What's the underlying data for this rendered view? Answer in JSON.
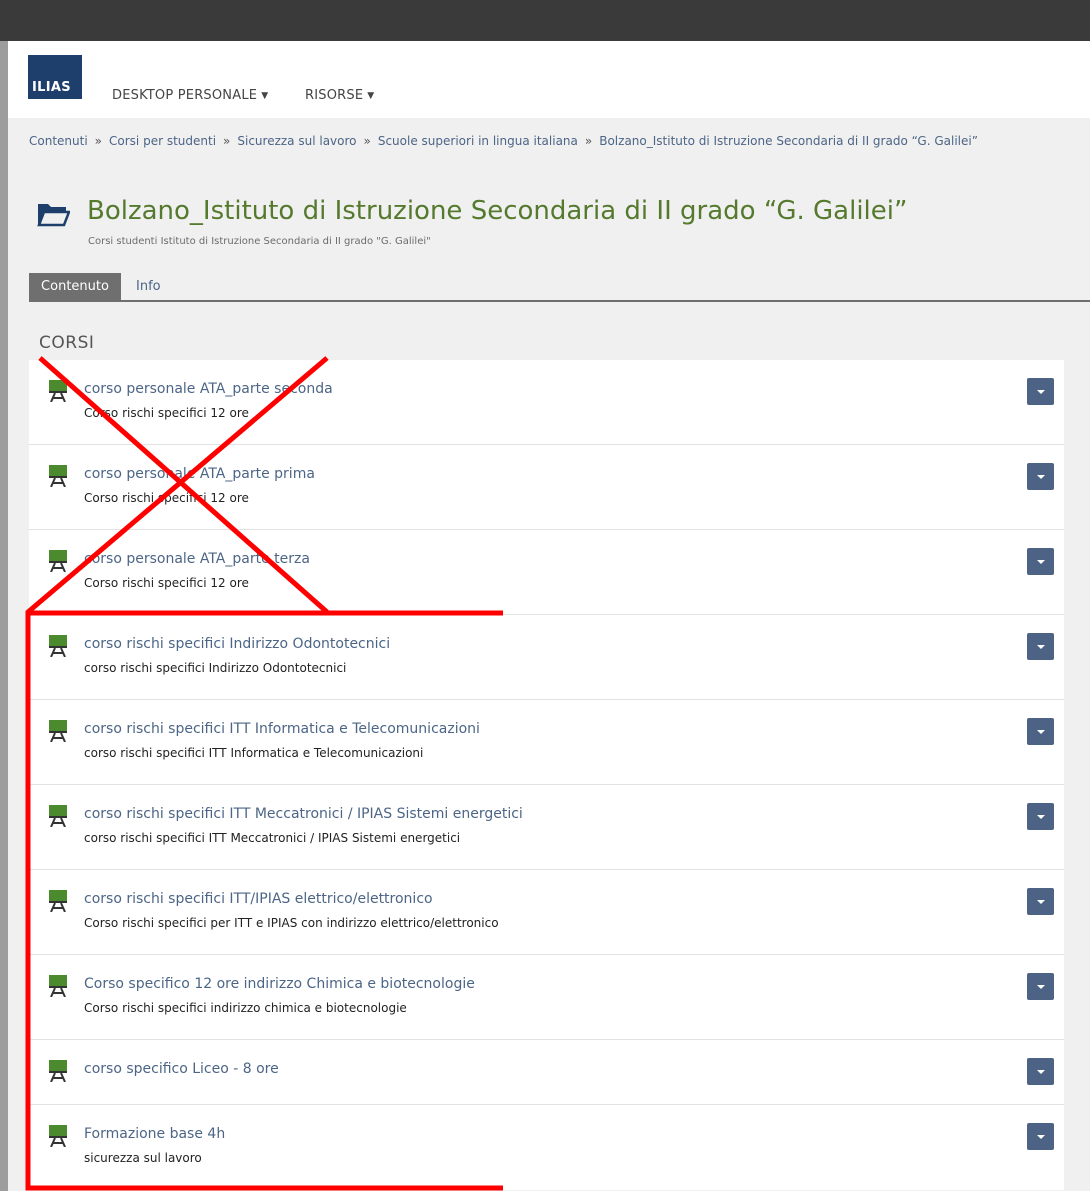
{
  "header": {
    "logo_text": "ILIAS",
    "menu": [
      {
        "label": "DESKTOP PERSONALE"
      },
      {
        "label": "RISORSE"
      }
    ]
  },
  "breadcrumb": [
    "Contenuti",
    "Corsi per studenti",
    "Sicurezza sul lavoro",
    "Scuole superiori in lingua italiana",
    "Bolzano_Istituto di Istruzione Secondaria di II grado “G. Galilei”"
  ],
  "breadcrumb_separator": "»",
  "page": {
    "title": "Bolzano_Istituto di Istruzione Secondaria di II grado “G. Galilei”",
    "subtitle": "Corsi studenti Istituto di Istruzione Secondaria di II grado \"G. Galilei\""
  },
  "tabs": [
    {
      "label": "Contenuto",
      "active": true
    },
    {
      "label": "Info",
      "active": false
    }
  ],
  "section_title": "CORSI",
  "courses": [
    {
      "title": "corso personale ATA_parte seconda",
      "description": "Corso rischi specifici 12 ore"
    },
    {
      "title": "corso personale ATA_parte prima",
      "description": "Corso rischi specifici 12 ore"
    },
    {
      "title": "corso personale ATA_parte terza",
      "description": "Corso rischi specifici 12 ore"
    },
    {
      "title": "corso rischi specifici Indirizzo Odontotecnici",
      "description": "corso rischi specifici Indirizzo Odontotecnici"
    },
    {
      "title": "corso rischi specifici ITT Informatica e Telecomunicazioni",
      "description": "corso rischi specifici ITT Informatica e Telecomunicazioni"
    },
    {
      "title": "corso rischi specifici ITT Meccatronici / IPIAS Sistemi energetici",
      "description": "corso rischi specifici ITT Meccatronici / IPIAS Sistemi energetici"
    },
    {
      "title": "corso rischi specifici ITT/IPIAS elettrico/elettronico",
      "description": "Corso rischi specifici per ITT e IPIAS con indirizzo elettrico/elettronico"
    },
    {
      "title": "Corso specifico 12 ore indirizzo Chimica e biotecnologie",
      "description": "Corso rischi specifici indirizzo chimica e biotecnologie"
    },
    {
      "title": "corso specifico Liceo - 8 ore",
      "description": ""
    },
    {
      "title": "Formazione base 4h",
      "description": "sicurezza sul lavoro"
    }
  ],
  "colors": {
    "topbar": "#3a3a3a",
    "logo_bg": "#1e3f6b",
    "title_green": "#557a2e",
    "link_blue": "#4c6586",
    "action_button": "#4d6385",
    "annotation_red": "#ff0000"
  },
  "icons": {
    "logo": "ilias-logo",
    "folder": "folder-icon",
    "course": "course-board-icon",
    "caret": "caret-down-icon"
  }
}
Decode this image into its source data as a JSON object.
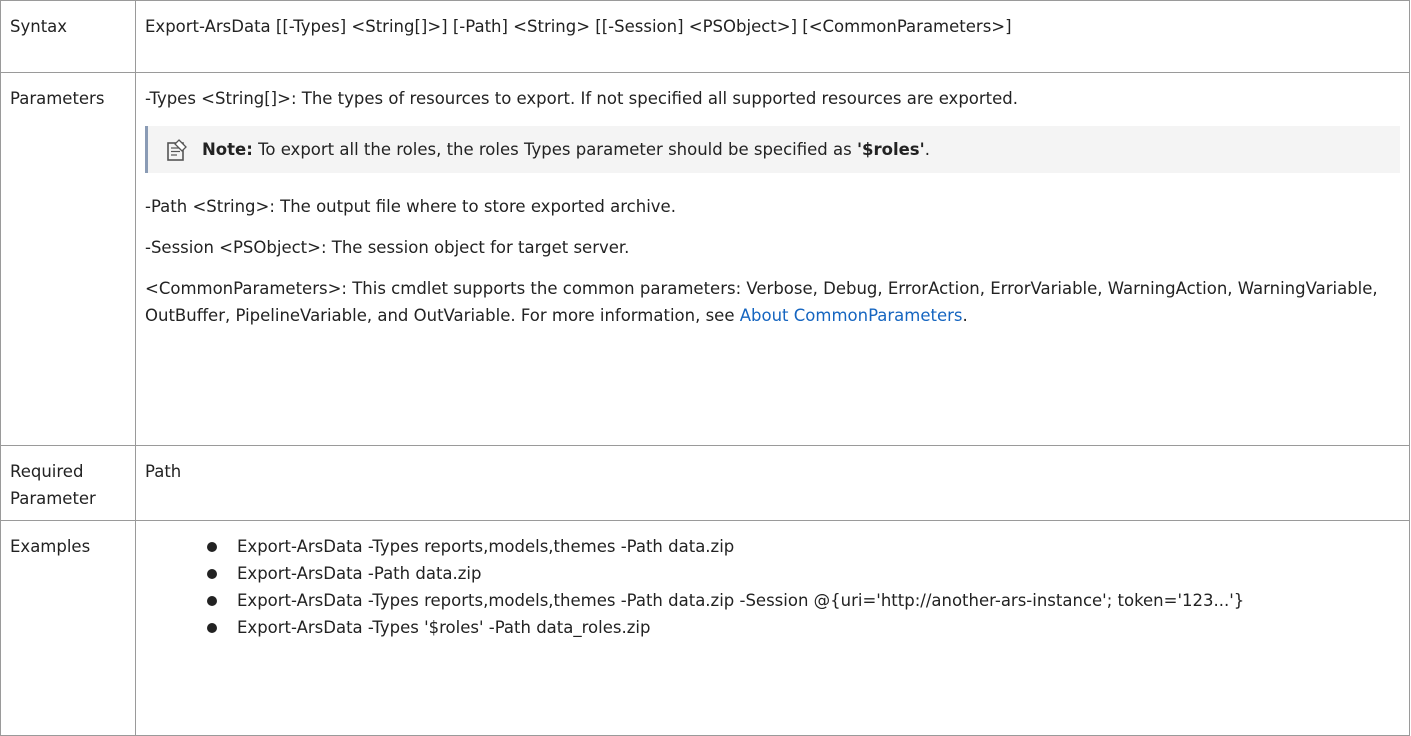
{
  "rows": {
    "syntax": {
      "label": "Syntax",
      "text": "Export-ArsData [[-Types] <String[]>] [-Path] <String> [[-Session] <PSObject>] [<CommonParameters>]"
    },
    "parameters": {
      "label": "Parameters",
      "types": "-Types <String[]>: The types of resources to export. If not specified all supported resources are exported.",
      "note": {
        "icon": "note-icon",
        "label": "Note:",
        "text": " To export all the roles, the roles Types parameter should be specified as ",
        "value": "'$roles'",
        "end": "."
      },
      "path": "-Path <String>: The output file where to store exported archive.",
      "session": "-Session <PSObject>: The session object for target server.",
      "common": "<CommonParameters>: This cmdlet supports the common parameters: Verbose, Debug, ErrorAction, ErrorVariable, WarningAction, WarningVariable, OutBuffer, PipelineVariable, and OutVariable. For more information, see ",
      "common_link": "About CommonParameters",
      "common_end": "."
    },
    "required": {
      "label": "Required Parameter",
      "value": "Path"
    },
    "examples": {
      "label": "Examples",
      "items": [
        "Export-ArsData -Types reports,models,themes -Path data.zip",
        "Export-ArsData -Path data.zip",
        "Export-ArsData -Types reports,models,themes -Path data.zip -Session @{uri='http://another-ars-instance'; token='123...'}",
        "Export-ArsData -Types '$roles' -Path data_roles.zip"
      ]
    }
  },
  "colors": {
    "link": "#1565c0",
    "border": "#9a9a9a",
    "note_bg": "#f4f4f4",
    "note_bar": "#8a9bb5"
  }
}
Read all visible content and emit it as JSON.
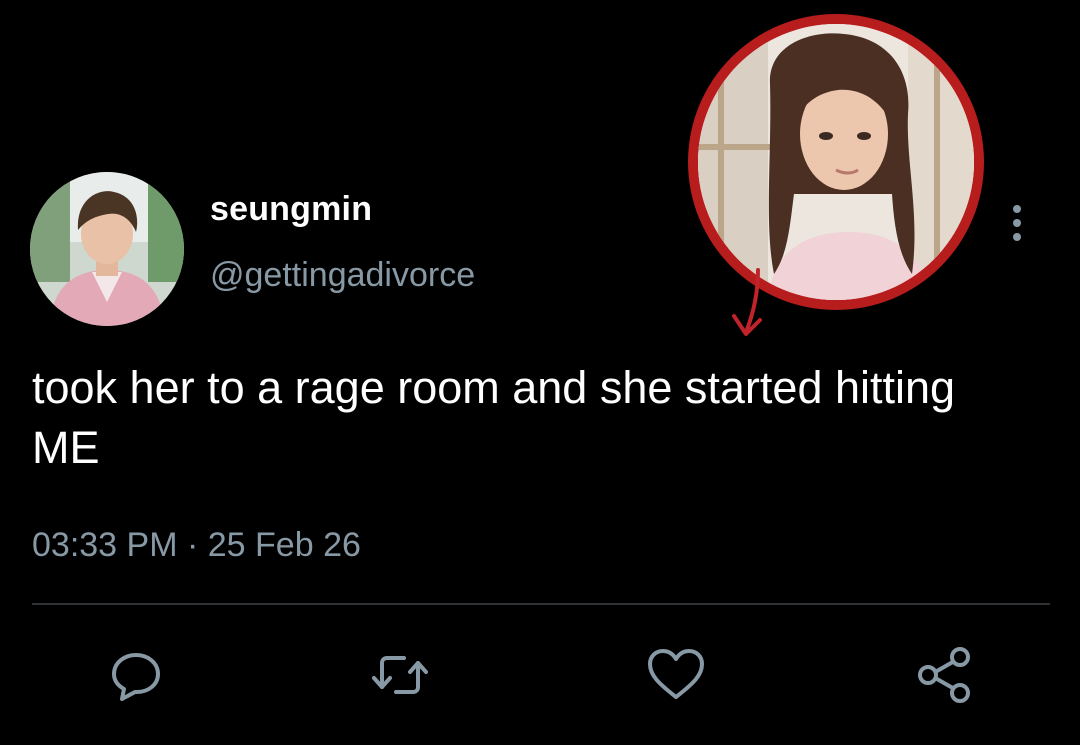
{
  "tweet": {
    "display_name": "seungmin",
    "handle": "@gettingadivorce",
    "text": "took her to a rage room and she started hitting ME",
    "time": "03:33 PM",
    "separator": "·",
    "date": "25 Feb 26"
  },
  "icons": {
    "more": "more-vertical-icon",
    "reply": "reply-icon",
    "retweet": "retweet-icon",
    "like": "heart-icon",
    "share": "share-icon"
  },
  "colors": {
    "background": "#000000",
    "text": "#ffffff",
    "secondary_text": "#8899a6",
    "divider": "#2f3336",
    "highlight_ring": "#b81d1d"
  }
}
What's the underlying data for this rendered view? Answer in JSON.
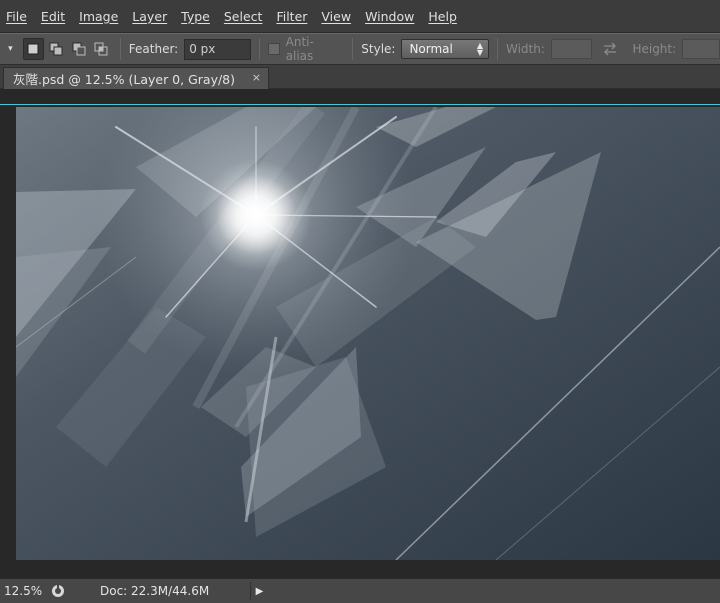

◇ ◇ ◇ ◇ ◇

→ **WHAT NEEDS TO BE DONE**
Identify the lines above with the word "Sistemi". Copy them.

→ **EXERCISE SOLUTION**
      "title": "corso rischi specifici ITT Meccatronici / IPIAS Sistemi energetici",
      "description": "corso rischi specifici ITT Meccatronici / IPIAS Sistemi energetici"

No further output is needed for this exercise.